** START DATASET EXCERPTS **

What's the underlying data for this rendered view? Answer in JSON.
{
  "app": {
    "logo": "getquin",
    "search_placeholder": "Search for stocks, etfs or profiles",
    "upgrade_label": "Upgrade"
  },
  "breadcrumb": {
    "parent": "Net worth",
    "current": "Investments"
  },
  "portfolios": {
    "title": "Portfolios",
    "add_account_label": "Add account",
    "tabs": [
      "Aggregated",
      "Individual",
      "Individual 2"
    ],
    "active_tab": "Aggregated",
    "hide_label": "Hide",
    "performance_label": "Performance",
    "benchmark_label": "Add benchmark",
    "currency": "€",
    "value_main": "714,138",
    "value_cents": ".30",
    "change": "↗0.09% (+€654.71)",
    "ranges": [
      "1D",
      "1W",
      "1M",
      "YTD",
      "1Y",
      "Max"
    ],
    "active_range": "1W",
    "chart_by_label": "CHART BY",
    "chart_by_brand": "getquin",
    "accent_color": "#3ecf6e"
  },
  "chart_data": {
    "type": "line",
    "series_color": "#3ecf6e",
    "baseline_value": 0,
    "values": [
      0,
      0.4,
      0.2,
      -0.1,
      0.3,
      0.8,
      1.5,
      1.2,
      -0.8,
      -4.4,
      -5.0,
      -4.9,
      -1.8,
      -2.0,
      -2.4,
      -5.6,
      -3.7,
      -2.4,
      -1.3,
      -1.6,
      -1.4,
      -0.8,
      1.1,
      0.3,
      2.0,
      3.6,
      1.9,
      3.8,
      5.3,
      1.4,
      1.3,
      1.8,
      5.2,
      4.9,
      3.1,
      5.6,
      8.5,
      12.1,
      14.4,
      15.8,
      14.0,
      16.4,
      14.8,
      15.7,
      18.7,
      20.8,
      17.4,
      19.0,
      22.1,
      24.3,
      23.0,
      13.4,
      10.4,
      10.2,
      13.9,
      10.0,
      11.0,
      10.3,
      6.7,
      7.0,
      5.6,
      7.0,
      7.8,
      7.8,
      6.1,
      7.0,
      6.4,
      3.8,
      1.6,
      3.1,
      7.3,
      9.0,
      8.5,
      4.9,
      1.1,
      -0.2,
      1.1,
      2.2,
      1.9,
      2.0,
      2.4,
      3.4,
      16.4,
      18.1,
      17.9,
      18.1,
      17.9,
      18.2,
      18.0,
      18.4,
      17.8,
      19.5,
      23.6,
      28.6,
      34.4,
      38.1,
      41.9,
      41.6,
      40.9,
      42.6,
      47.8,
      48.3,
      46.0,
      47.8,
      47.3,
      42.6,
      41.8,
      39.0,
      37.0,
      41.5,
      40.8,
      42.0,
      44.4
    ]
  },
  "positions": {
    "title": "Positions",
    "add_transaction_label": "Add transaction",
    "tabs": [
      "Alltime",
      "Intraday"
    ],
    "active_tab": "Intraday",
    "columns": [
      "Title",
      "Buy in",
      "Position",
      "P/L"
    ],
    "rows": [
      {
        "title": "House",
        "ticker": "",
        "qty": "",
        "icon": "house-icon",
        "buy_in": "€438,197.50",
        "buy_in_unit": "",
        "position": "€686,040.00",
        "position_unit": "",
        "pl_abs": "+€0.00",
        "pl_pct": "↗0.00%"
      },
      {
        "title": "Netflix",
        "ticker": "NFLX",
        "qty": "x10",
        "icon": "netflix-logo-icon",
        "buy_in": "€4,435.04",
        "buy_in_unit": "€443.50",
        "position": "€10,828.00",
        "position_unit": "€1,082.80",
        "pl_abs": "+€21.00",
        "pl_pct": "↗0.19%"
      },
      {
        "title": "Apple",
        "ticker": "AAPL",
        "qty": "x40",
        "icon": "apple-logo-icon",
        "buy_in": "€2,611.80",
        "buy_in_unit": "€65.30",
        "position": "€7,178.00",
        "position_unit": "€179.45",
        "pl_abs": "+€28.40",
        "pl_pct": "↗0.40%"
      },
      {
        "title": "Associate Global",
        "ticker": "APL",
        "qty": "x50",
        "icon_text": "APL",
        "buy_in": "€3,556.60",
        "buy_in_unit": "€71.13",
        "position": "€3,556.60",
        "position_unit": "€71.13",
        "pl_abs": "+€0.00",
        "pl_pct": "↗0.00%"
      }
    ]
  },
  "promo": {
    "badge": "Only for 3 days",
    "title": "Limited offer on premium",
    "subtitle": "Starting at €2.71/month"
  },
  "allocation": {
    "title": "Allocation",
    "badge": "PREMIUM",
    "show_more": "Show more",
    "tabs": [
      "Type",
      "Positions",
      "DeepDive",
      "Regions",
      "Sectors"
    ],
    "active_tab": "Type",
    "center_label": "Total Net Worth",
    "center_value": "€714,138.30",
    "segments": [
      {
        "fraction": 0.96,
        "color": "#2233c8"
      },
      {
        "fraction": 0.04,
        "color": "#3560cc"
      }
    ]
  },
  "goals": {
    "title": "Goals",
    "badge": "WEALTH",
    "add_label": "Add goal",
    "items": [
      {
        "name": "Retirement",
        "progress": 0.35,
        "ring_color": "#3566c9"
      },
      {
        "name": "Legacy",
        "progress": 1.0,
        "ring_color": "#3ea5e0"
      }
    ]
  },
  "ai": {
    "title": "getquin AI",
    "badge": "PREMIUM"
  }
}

** END DATASET EXCERPTS **

THE EXERCISE ▸ Give the number of lines in the entries above that include the string "getquin". No other output is expected.

THE COMPLETED TASK ▸ 3